Problem to solve >>
How many of the lines that follow contain the word "سیکنڈری"? Give only the number.

Extracted data entries
— START —
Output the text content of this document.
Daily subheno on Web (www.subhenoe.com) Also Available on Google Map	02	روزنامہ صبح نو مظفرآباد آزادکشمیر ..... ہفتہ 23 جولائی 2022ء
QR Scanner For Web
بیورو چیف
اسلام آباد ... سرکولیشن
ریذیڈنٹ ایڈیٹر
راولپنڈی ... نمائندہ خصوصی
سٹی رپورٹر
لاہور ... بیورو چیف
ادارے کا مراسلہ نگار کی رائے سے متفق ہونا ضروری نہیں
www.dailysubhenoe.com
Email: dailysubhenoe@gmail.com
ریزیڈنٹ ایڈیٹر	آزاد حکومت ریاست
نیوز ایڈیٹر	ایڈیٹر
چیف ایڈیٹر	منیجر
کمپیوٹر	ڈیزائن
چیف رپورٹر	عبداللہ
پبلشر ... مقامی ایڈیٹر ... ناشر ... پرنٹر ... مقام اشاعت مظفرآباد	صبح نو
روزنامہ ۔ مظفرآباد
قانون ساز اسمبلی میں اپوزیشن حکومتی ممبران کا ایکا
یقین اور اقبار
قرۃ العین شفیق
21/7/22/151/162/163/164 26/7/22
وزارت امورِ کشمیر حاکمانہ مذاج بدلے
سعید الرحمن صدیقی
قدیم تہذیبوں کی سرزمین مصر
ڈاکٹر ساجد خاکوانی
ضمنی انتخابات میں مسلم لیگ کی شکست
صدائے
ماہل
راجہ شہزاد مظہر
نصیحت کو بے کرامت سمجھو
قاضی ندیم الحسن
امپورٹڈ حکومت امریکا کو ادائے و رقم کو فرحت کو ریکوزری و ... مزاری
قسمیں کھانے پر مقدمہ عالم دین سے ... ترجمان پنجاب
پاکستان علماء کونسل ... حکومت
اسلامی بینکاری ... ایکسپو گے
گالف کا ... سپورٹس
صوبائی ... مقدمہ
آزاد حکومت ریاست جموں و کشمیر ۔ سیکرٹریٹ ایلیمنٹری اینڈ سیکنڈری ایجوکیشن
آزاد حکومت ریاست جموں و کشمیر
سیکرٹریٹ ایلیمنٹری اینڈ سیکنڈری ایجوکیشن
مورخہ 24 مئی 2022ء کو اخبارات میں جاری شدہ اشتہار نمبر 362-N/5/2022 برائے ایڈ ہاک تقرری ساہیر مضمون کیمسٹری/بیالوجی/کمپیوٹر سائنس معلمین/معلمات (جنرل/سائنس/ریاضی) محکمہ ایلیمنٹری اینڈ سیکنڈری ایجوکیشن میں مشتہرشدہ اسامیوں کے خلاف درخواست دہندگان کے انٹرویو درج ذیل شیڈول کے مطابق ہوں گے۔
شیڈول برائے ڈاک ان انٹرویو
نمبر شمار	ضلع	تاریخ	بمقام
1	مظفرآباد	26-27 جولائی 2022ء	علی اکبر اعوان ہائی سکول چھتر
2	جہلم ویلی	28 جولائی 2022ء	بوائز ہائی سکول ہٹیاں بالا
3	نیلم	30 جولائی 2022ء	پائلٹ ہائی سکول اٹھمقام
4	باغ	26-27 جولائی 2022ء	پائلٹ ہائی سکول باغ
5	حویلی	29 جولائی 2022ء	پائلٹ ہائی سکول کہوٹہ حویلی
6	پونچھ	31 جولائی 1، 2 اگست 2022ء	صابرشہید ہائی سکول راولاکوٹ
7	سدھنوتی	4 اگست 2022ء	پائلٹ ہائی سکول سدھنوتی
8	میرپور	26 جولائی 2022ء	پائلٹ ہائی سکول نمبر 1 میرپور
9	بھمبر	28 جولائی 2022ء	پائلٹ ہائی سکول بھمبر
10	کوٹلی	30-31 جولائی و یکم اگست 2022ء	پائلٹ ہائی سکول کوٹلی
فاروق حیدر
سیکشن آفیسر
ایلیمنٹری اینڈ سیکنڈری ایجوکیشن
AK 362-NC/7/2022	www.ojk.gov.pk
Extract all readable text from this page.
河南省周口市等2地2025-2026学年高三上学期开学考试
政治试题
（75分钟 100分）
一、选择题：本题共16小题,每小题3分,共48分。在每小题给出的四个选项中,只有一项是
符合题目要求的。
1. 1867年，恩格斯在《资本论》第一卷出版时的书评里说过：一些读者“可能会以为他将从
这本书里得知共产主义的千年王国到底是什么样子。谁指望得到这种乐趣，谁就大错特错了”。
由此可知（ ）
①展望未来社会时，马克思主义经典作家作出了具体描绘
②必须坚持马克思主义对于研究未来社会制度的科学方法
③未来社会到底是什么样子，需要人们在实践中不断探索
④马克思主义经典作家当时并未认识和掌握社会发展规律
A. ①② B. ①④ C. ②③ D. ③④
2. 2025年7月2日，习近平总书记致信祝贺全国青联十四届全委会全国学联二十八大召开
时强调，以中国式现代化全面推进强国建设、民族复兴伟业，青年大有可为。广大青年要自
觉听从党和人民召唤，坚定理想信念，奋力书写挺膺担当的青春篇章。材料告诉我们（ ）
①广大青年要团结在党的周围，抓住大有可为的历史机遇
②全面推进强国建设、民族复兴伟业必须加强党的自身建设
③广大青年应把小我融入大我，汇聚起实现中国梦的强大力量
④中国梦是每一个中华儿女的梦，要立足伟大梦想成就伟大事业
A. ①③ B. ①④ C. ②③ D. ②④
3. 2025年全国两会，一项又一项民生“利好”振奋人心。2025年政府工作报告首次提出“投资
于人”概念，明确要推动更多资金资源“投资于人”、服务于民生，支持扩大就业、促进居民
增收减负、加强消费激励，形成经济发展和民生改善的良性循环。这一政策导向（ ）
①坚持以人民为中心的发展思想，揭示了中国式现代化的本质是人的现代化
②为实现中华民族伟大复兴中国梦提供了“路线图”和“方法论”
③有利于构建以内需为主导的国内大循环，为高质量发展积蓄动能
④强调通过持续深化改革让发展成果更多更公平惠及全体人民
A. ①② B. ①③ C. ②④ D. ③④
— END —
Task result >>
4